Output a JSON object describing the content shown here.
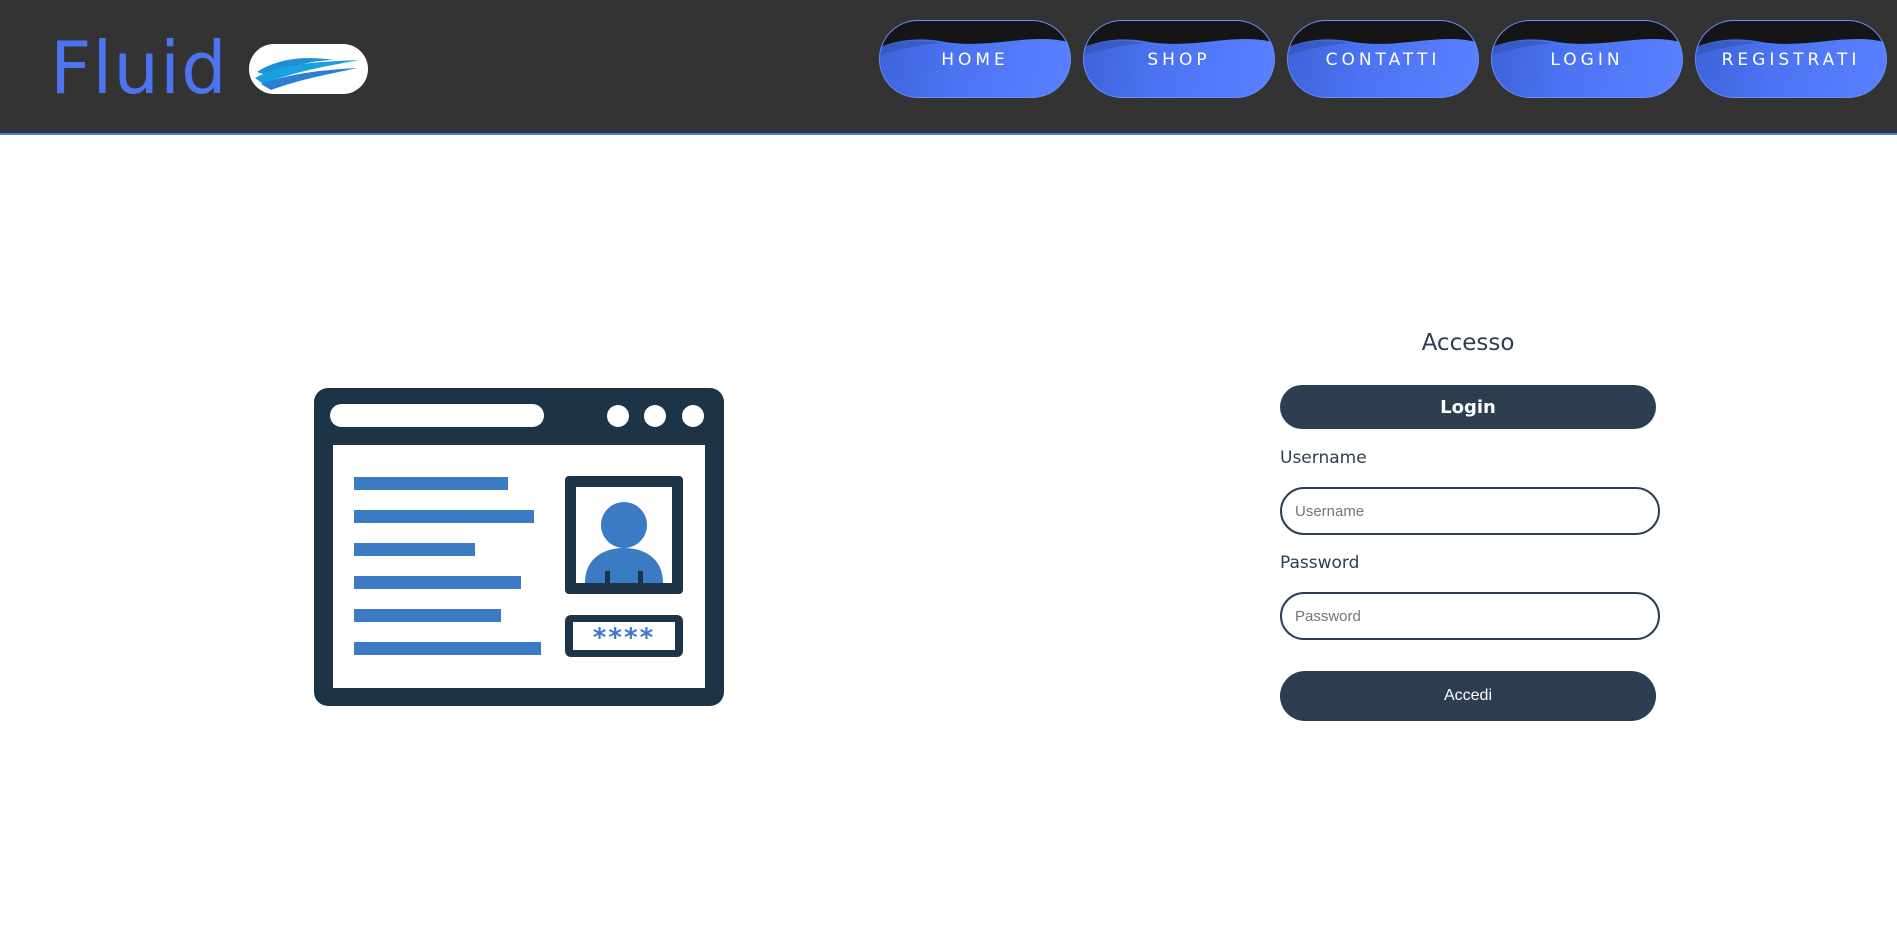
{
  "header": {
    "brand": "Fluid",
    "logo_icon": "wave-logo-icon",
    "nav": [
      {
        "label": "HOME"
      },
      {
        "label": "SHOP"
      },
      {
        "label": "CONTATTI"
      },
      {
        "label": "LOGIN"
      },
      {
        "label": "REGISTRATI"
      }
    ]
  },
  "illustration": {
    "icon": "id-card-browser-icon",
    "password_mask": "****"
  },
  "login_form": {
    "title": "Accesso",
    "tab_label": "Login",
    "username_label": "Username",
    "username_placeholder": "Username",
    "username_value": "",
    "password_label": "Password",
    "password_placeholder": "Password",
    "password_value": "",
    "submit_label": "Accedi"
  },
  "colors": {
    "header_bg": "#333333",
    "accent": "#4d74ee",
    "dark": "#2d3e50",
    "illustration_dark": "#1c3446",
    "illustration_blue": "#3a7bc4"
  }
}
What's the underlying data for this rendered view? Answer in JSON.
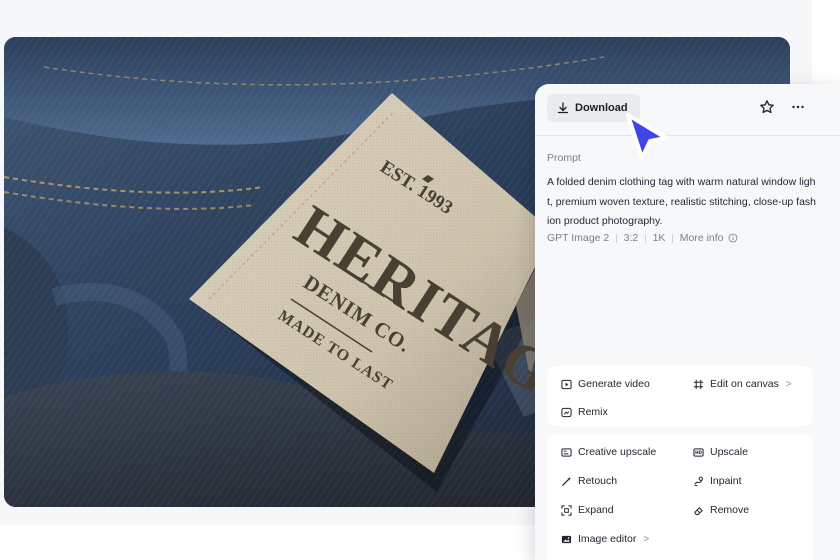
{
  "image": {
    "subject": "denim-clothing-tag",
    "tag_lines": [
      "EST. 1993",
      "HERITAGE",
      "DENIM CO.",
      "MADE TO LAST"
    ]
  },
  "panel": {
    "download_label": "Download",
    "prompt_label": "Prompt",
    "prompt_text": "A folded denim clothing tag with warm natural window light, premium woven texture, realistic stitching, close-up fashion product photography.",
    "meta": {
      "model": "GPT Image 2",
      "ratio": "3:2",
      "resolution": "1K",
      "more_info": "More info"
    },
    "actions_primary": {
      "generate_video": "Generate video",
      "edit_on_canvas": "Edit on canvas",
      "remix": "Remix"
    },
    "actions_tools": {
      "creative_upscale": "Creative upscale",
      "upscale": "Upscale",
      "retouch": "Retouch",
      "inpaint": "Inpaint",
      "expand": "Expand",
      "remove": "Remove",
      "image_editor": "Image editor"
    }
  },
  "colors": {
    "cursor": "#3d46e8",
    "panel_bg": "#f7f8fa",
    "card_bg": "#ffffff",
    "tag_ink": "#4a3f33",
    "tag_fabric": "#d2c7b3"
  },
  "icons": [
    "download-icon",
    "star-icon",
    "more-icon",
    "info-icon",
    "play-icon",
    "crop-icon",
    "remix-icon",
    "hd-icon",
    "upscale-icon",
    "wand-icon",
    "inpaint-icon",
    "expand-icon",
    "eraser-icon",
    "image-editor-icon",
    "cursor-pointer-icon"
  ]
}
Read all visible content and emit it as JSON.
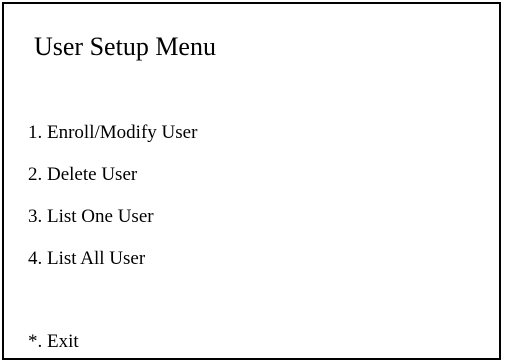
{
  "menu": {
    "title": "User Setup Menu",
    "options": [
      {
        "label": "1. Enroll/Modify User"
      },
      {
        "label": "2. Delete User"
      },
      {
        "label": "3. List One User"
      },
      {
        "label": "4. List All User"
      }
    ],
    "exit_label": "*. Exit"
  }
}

-------------------------

What to work on: Find the line containing "Read all visible content and emit it as JSON." in the listing above. Please restate word for word that line through the last one, leaving out the pictures.

Result for this exercise:
Read all visible content and emit it as JSON.
{
  "menu": {
    "title": "User Setup Menu",
    "options": [
      {
        "label": "1. Enroll/Modify User"
      },
      {
        "label": "2. Delete User"
      },
      {
        "label": "3. List One User"
      },
      {
        "label": "4. List All User"
      }
    ],
    "exit_label": "*. Exit"
  }
}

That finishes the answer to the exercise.